— Supplied data —
-- Begin --

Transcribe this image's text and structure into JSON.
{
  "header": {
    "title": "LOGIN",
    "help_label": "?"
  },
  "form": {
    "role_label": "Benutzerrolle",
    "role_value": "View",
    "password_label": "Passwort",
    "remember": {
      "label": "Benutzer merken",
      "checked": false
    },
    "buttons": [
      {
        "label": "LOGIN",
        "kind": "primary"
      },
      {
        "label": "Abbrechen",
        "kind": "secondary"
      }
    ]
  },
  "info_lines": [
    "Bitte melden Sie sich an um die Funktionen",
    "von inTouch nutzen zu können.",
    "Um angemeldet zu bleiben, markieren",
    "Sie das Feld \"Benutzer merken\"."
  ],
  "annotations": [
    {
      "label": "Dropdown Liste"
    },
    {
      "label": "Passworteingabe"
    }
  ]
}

-- End --
-- Begin --

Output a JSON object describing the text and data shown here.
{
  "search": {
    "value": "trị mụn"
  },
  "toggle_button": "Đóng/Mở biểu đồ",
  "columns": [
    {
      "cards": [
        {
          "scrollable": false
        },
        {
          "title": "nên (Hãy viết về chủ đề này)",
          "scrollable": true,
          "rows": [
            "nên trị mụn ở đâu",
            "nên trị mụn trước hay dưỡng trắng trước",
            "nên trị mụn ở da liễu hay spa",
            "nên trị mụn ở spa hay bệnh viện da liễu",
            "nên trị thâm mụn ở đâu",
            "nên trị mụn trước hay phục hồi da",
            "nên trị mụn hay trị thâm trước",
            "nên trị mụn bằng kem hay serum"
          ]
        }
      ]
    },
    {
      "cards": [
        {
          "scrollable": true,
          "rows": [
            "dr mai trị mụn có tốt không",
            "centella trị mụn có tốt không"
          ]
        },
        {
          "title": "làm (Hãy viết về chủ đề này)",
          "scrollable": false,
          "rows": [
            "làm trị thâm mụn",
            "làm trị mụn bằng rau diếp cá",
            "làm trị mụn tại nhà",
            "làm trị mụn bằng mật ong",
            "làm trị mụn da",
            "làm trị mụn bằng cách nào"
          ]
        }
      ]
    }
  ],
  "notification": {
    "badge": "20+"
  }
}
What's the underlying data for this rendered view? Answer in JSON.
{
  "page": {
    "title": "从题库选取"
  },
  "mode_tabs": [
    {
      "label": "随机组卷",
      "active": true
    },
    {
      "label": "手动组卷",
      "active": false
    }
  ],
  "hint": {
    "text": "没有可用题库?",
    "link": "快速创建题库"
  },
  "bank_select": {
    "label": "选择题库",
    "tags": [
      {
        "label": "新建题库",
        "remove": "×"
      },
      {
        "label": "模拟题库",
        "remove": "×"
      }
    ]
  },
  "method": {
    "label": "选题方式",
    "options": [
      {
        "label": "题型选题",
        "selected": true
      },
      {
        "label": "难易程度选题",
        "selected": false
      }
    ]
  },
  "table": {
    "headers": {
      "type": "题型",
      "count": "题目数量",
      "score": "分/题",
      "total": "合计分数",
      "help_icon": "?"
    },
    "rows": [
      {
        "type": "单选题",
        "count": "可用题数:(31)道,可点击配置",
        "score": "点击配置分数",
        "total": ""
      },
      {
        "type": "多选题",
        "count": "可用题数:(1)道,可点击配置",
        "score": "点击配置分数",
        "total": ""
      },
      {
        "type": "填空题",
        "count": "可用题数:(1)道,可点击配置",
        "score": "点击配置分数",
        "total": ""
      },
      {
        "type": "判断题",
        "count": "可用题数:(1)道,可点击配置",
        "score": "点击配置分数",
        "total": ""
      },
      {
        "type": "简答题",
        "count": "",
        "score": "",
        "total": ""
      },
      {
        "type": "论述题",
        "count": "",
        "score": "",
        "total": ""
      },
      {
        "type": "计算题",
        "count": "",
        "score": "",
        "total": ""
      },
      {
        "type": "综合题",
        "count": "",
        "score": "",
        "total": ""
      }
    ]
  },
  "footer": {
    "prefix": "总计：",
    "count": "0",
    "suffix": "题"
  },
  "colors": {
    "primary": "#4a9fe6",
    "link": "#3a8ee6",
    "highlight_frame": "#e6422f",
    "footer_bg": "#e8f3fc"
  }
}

-- End --

— Instruction —
Copy every line of the listing that contains the word "scrollable".

— Task response —
          "scrollable": false
          "scrollable": true,
          "scrollable": true,
          "scrollable": false,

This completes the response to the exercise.